__GOAL__: Tally the lines that include the word "покупку" and reply with nothing but the total.

[Start RECORDS FOR PROCESSING]

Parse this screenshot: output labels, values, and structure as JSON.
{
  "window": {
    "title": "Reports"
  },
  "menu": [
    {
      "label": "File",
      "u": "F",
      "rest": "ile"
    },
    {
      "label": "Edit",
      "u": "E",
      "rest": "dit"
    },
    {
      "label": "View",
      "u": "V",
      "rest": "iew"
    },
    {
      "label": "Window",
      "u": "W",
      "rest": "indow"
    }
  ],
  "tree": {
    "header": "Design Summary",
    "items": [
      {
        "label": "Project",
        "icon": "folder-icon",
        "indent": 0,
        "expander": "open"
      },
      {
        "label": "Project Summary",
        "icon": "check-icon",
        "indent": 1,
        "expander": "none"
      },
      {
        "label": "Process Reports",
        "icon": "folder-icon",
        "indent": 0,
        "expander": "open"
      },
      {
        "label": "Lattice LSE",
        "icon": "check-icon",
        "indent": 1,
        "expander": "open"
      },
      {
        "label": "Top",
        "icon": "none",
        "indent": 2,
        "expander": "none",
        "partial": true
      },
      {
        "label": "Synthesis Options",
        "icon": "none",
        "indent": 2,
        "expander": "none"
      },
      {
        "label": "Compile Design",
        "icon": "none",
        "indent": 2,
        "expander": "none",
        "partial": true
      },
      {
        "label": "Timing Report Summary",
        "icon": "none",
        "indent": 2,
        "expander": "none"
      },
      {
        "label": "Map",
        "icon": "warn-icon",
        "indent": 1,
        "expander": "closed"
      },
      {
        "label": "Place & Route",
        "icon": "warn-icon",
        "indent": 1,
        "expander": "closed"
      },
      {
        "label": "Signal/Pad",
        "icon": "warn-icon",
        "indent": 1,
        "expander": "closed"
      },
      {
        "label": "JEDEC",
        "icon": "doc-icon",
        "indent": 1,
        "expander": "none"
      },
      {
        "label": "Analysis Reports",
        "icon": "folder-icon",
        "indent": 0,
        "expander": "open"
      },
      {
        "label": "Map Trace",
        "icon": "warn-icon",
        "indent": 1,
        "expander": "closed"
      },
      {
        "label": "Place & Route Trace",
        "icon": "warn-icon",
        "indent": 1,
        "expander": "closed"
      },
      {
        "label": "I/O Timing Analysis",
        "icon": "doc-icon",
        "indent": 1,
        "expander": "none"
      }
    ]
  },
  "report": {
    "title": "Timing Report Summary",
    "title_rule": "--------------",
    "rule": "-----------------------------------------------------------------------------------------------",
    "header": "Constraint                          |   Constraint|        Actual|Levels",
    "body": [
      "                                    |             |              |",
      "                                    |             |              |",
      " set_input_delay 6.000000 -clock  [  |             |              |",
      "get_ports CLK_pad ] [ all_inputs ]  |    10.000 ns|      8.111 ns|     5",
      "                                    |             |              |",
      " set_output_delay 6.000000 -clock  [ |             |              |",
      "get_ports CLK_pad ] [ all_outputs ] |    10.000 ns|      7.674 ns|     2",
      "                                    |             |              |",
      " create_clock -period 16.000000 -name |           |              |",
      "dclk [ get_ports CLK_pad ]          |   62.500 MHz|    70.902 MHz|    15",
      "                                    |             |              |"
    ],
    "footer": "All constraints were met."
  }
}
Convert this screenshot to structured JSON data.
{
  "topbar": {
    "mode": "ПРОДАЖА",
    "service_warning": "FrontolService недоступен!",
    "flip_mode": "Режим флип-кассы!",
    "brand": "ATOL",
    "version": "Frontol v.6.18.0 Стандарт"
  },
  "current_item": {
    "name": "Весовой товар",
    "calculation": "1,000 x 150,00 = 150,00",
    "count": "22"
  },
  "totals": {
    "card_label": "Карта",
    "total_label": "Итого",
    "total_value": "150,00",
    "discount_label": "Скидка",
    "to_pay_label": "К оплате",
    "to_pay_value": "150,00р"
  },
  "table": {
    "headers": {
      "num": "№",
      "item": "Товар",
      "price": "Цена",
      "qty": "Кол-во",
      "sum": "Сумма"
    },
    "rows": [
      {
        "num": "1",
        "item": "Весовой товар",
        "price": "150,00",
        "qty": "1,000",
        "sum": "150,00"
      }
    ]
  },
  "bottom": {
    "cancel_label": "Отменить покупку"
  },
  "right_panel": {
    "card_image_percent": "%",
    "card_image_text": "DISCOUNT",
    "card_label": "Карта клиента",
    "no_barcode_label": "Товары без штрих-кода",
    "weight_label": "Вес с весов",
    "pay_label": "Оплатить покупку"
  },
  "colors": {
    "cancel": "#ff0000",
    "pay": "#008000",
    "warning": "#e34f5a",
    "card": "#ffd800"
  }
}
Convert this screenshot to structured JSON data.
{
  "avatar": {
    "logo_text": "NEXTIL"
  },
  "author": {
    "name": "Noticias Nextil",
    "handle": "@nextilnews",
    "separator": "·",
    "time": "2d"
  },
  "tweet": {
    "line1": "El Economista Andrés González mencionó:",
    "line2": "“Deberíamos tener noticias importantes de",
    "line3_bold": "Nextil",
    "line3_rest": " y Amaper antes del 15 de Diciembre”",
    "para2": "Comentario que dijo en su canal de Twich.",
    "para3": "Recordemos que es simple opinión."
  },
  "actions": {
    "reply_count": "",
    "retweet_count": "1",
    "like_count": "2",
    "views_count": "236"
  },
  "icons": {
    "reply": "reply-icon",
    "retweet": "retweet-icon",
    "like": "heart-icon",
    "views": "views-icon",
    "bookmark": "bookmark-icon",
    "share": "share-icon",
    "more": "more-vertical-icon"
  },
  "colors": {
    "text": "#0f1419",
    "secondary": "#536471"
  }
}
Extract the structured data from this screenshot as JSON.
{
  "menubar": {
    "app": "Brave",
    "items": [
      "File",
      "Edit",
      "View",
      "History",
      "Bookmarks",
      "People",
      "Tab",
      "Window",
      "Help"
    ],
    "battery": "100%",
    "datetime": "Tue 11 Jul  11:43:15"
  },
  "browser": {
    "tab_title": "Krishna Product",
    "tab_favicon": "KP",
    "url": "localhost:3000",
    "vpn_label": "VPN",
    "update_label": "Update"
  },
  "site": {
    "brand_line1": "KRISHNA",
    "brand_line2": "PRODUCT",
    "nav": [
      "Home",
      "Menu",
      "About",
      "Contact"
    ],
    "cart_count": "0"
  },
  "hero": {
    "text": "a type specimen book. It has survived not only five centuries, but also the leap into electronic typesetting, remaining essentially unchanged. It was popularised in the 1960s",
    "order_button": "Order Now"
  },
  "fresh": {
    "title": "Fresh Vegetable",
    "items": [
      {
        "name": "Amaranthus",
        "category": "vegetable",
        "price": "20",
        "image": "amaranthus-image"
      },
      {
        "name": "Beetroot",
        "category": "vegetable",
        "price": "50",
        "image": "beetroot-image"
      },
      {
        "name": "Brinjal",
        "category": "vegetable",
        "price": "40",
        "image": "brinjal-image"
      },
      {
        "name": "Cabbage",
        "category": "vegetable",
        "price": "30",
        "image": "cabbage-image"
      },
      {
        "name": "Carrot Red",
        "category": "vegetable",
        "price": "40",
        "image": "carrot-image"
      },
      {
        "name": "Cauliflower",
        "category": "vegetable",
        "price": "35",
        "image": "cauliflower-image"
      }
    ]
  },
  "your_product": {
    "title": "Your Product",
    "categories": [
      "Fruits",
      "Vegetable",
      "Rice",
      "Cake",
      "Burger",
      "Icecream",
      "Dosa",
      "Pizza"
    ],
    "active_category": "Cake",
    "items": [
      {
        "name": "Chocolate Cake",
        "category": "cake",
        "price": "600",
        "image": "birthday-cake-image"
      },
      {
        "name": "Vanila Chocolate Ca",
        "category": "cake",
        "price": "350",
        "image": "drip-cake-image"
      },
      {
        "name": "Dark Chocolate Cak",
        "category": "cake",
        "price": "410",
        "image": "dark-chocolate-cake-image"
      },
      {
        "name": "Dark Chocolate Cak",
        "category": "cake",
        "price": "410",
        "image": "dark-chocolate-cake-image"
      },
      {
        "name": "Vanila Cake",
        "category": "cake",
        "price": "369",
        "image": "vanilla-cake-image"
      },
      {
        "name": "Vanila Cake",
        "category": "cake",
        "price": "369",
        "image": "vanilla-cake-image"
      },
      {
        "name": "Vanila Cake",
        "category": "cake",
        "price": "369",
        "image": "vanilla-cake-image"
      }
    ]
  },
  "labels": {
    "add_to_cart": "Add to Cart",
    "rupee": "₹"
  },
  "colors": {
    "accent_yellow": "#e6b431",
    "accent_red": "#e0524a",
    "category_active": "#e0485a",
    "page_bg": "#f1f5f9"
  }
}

[End RECORDS FOR PROCESSING]

__COMPLETE ANSWER__: 2